[TASK DATA]:
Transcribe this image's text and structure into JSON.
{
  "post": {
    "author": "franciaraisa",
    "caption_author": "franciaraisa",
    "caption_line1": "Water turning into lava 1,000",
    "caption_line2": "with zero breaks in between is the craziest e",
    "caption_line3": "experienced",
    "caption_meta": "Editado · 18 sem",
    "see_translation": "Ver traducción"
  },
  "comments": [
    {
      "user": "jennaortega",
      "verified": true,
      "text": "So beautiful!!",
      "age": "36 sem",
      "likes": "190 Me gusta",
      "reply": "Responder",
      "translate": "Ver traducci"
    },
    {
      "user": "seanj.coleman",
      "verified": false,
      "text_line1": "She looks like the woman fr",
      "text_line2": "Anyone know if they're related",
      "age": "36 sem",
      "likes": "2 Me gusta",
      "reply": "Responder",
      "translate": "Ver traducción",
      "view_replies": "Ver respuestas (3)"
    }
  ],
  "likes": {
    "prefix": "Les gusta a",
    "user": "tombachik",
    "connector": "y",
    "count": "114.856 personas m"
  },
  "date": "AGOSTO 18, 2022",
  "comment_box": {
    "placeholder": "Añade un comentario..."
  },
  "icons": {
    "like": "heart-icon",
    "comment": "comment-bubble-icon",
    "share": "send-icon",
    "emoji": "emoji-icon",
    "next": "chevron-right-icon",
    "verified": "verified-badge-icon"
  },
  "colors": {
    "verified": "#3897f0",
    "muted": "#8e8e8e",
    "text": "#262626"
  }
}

[PROBLEM DETAILS]: Take the data above and return it exactly.

[EXERCISE RESPONSE]:
Transcribe this image's text and structure into JSON.
{
  "post": {
    "author": "franciaraisa",
    "caption_author": "franciaraisa",
    "caption_line1": "Water turning into lava 1,000",
    "caption_line2": "with zero breaks in between is the craziest e",
    "caption_line3": "experienced",
    "caption_meta": "Editado · 18 sem",
    "see_translation": "Ver traducción"
  },
  "comments": [
    {
      "user": "jennaortega",
      "verified": true,
      "text": "So beautiful!!",
      "age": "36 sem",
      "likes": "190 Me gusta",
      "reply": "Responder",
      "translate": "Ver traducci"
    },
    {
      "user": "seanj.coleman",
      "verified": false,
      "text_line1": "She looks like the woman fr",
      "text_line2": "Anyone know if they're related",
      "age": "36 sem",
      "likes": "2 Me gusta",
      "reply": "Responder",
      "translate": "Ver traducción",
      "view_replies": "Ver respuestas (3)"
    }
  ],
  "likes": {
    "prefix": "Les gusta a",
    "user": "tombachik",
    "connector": "y",
    "count": "114.856 personas m"
  },
  "date": "AGOSTO 18, 2022",
  "comment_box": {
    "placeholder": "Añade un comentario..."
  },
  "icons": {
    "like": "heart-icon",
    "comment": "comment-bubble-icon",
    "share": "send-icon",
    "emoji": "emoji-icon",
    "next": "chevron-right-icon",
    "verified": "verified-badge-icon"
  },
  "colors": {
    "verified": "#3897f0",
    "muted": "#8e8e8e",
    "text": "#262626"
  }
}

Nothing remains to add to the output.